:: Instructions for the task ::
Output all the entries word for word. Omit the pictures.

:: Data for this task ::

+ + + + +

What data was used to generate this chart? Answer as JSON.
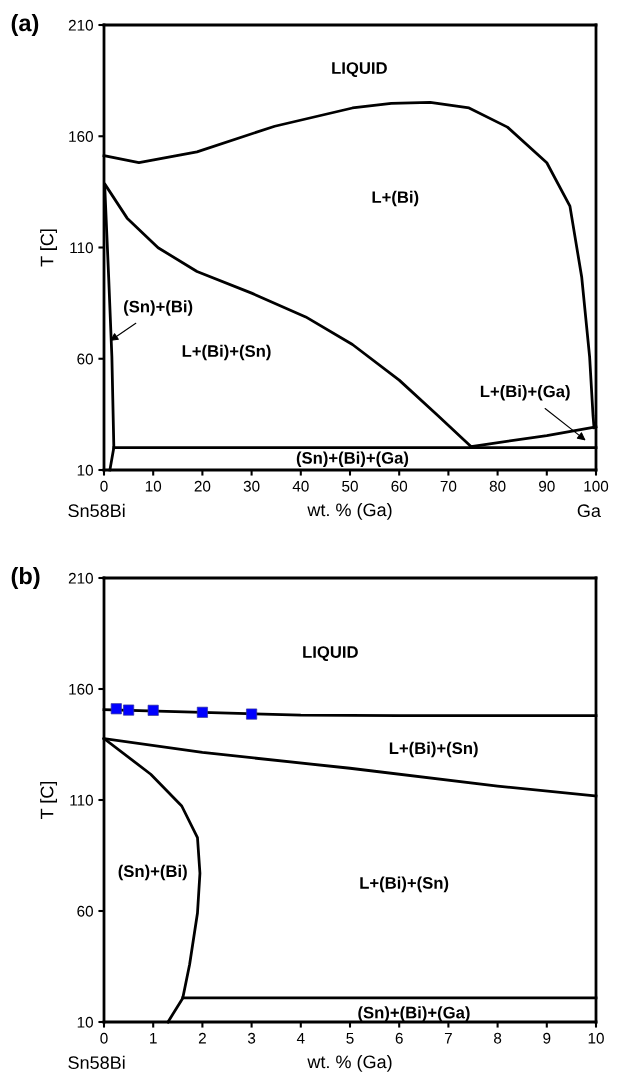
{
  "chart_data": [
    {
      "type": "line",
      "xlabel": "wt. % (Ga)",
      "ylabel": "T [C]",
      "xlim": [
        0,
        100
      ],
      "ylim": [
        10,
        210
      ],
      "xticks": [
        0,
        10,
        20,
        30,
        40,
        50,
        60,
        70,
        80,
        90,
        100
      ],
      "yticks": [
        10,
        60,
        110,
        160,
        210
      ],
      "series": [
        {
          "color": "#000000",
          "marker": "none",
          "x": [
            0,
            7.1,
            18.9,
            34.7,
            50.5,
            58.4,
            66.3,
            74.2,
            82,
            90,
            94.7,
            97.1,
            98.7,
            99.4,
            99.6
          ],
          "values": [
            151.3,
            148.1,
            153,
            164.5,
            172.7,
            174.8,
            175.2,
            172.7,
            164.1,
            148.1,
            128.6,
            96.6,
            61,
            34.4,
            29
          ]
        },
        {
          "color": "#000000",
          "marker": "none",
          "x": [
            0.2,
            4.7,
            11,
            18.9,
            30,
            41,
            50.5,
            60,
            67.9,
            74.6
          ],
          "values": [
            138.4,
            123.2,
            109.9,
            99.2,
            89.5,
            78.8,
            66.4,
            50.4,
            34.4,
            20.5
          ]
        },
        {
          "color": "#000000",
          "marker": "none",
          "x": [
            74.6,
            90,
            100
          ],
          "values": [
            20.5,
            25.5,
            29.4
          ]
        },
        {
          "color": "#000000",
          "marker": "none",
          "x": [
            2,
            100
          ],
          "values": [
            20.1,
            20.1
          ]
        },
        {
          "color": "#000000",
          "marker": "none",
          "x": [
            0.15,
            0.95,
            1.6,
            2,
            1.2
          ],
          "values": [
            137.5,
            96.6,
            61,
            20.1,
            10
          ]
        }
      ],
      "annotations": [
        "(a)",
        "Sn58Bi",
        "Ga",
        "LIQUID",
        "L+(Bi)",
        {
          "text": "(Sn)+(Bi)",
          "x": 1.2,
          "y": 68
        },
        "L+(Bi)+(Sn)",
        "L+(Bi)+(Ga)",
        "(Sn)+(Bi)+(Ga)"
      ]
    },
    {
      "type": "line",
      "xlabel": "wt. % (Ga)",
      "ylabel": "T [C]",
      "xlim": [
        0,
        10
      ],
      "ylim": [
        10,
        210
      ],
      "xticks": [
        0,
        1,
        2,
        3,
        4,
        5,
        6,
        7,
        8,
        9,
        10
      ],
      "yticks": [
        10,
        60,
        110,
        160,
        210
      ],
      "series": [
        {
          "color": "#000000",
          "marker": "none",
          "x": [
            0,
            2,
            4,
            6,
            10
          ],
          "values": [
            150.7,
            149.5,
            148.2,
            148,
            148
          ]
        },
        {
          "type": "scatter",
          "color": "#0000ff",
          "marker": "square",
          "x": [
            0.25,
            0.5,
            1,
            2,
            3
          ],
          "values": [
            151.1,
            150.5,
            150.4,
            149.5,
            148.7
          ]
        },
        {
          "color": "#000000",
          "marker": "none",
          "x": [
            0,
            2,
            5,
            8,
            10
          ],
          "values": [
            137.7,
            131.4,
            124.3,
            116.3,
            111.8
          ]
        },
        {
          "color": "#000000",
          "marker": "none",
          "x": [
            0,
            0.95,
            1.58,
            1.9,
            1.95,
            1.9,
            1.74,
            1.6,
            1.3
          ],
          "values": [
            137.7,
            121.6,
            107.3,
            93,
            77,
            59.1,
            35.9,
            20.7,
            10
          ]
        },
        {
          "color": "#000000",
          "marker": "none",
          "x": [
            1.6,
            10
          ],
          "values": [
            20.9,
            20.9
          ]
        }
      ],
      "annotations": [
        "(b)",
        "Sn58Bi",
        "LIQUID",
        "L+(Bi)+(Sn)",
        "(Sn)+(Bi)",
        "L+(Bi)+(Sn)",
        "(Sn)+(Bi)+(Ga)"
      ]
    }
  ]
}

+ + + + +

:: Task response ::
What data was used to generate this chart? Answer as JSON.
{
  "chart_data": [
    {
      "type": "line",
      "xlabel": "wt. % (Ga)",
      "ylabel": "T [C]",
      "xlim": [
        0,
        100
      ],
      "ylim": [
        10,
        210
      ],
      "xticks": [
        0,
        10,
        20,
        30,
        40,
        50,
        60,
        70,
        80,
        90,
        100
      ],
      "yticks": [
        10,
        60,
        110,
        160,
        210
      ],
      "series": [
        {
          "color": "#000000",
          "marker": "none",
          "x": [
            0,
            7.1,
            18.9,
            34.7,
            50.5,
            58.4,
            66.3,
            74.2,
            82,
            90,
            94.7,
            97.1,
            98.7,
            99.4,
            99.6
          ],
          "values": [
            151.3,
            148.1,
            153,
            164.5,
            172.7,
            174.8,
            175.2,
            172.7,
            164.1,
            148.1,
            128.6,
            96.6,
            61,
            34.4,
            29
          ]
        },
        {
          "color": "#000000",
          "marker": "none",
          "x": [
            0.2,
            4.7,
            11,
            18.9,
            30,
            41,
            50.5,
            60,
            67.9,
            74.6
          ],
          "values": [
            138.4,
            123.2,
            109.9,
            99.2,
            89.5,
            78.8,
            66.4,
            50.4,
            34.4,
            20.5
          ]
        },
        {
          "color": "#000000",
          "marker": "none",
          "x": [
            74.6,
            90,
            100
          ],
          "values": [
            20.5,
            25.5,
            29.4
          ]
        },
        {
          "color": "#000000",
          "marker": "none",
          "x": [
            2,
            100
          ],
          "values": [
            20.1,
            20.1
          ]
        },
        {
          "color": "#000000",
          "marker": "none",
          "x": [
            0.15,
            0.95,
            1.6,
            2,
            1.2
          ],
          "values": [
            137.5,
            96.6,
            61,
            20.1,
            10
          ]
        }
      ],
      "annotations": [
        "(a)",
        "Sn58Bi",
        "Ga",
        "LIQUID",
        "L+(Bi)",
        {
          "text": "(Sn)+(Bi)",
          "x": 1.2,
          "y": 68
        },
        "L+(Bi)+(Sn)",
        "L+(Bi)+(Ga)",
        "(Sn)+(Bi)+(Ga)"
      ]
    },
    {
      "type": "line",
      "xlabel": "wt. % (Ga)",
      "ylabel": "T [C]",
      "xlim": [
        0,
        10
      ],
      "ylim": [
        10,
        210
      ],
      "xticks": [
        0,
        1,
        2,
        3,
        4,
        5,
        6,
        7,
        8,
        9,
        10
      ],
      "yticks": [
        10,
        60,
        110,
        160,
        210
      ],
      "series": [
        {
          "color": "#000000",
          "marker": "none",
          "x": [
            0,
            2,
            4,
            6,
            10
          ],
          "values": [
            150.7,
            149.5,
            148.2,
            148,
            148
          ]
        },
        {
          "type": "scatter",
          "color": "#0000ff",
          "marker": "square",
          "x": [
            0.25,
            0.5,
            1,
            2,
            3
          ],
          "values": [
            151.1,
            150.5,
            150.4,
            149.5,
            148.7
          ]
        },
        {
          "color": "#000000",
          "marker": "none",
          "x": [
            0,
            2,
            5,
            8,
            10
          ],
          "values": [
            137.7,
            131.4,
            124.3,
            116.3,
            111.8
          ]
        },
        {
          "color": "#000000",
          "marker": "none",
          "x": [
            0,
            0.95,
            1.58,
            1.9,
            1.95,
            1.9,
            1.74,
            1.6,
            1.3
          ],
          "values": [
            137.7,
            121.6,
            107.3,
            93,
            77,
            59.1,
            35.9,
            20.7,
            10
          ]
        },
        {
          "color": "#000000",
          "marker": "none",
          "x": [
            1.6,
            10
          ],
          "values": [
            20.9,
            20.9
          ]
        }
      ],
      "annotations": [
        "(b)",
        "Sn58Bi",
        "LIQUID",
        "L+(Bi)+(Sn)",
        "(Sn)+(Bi)",
        "L+(Bi)+(Sn)",
        "(Sn)+(Bi)+(Ga)"
      ]
    }
  ]
}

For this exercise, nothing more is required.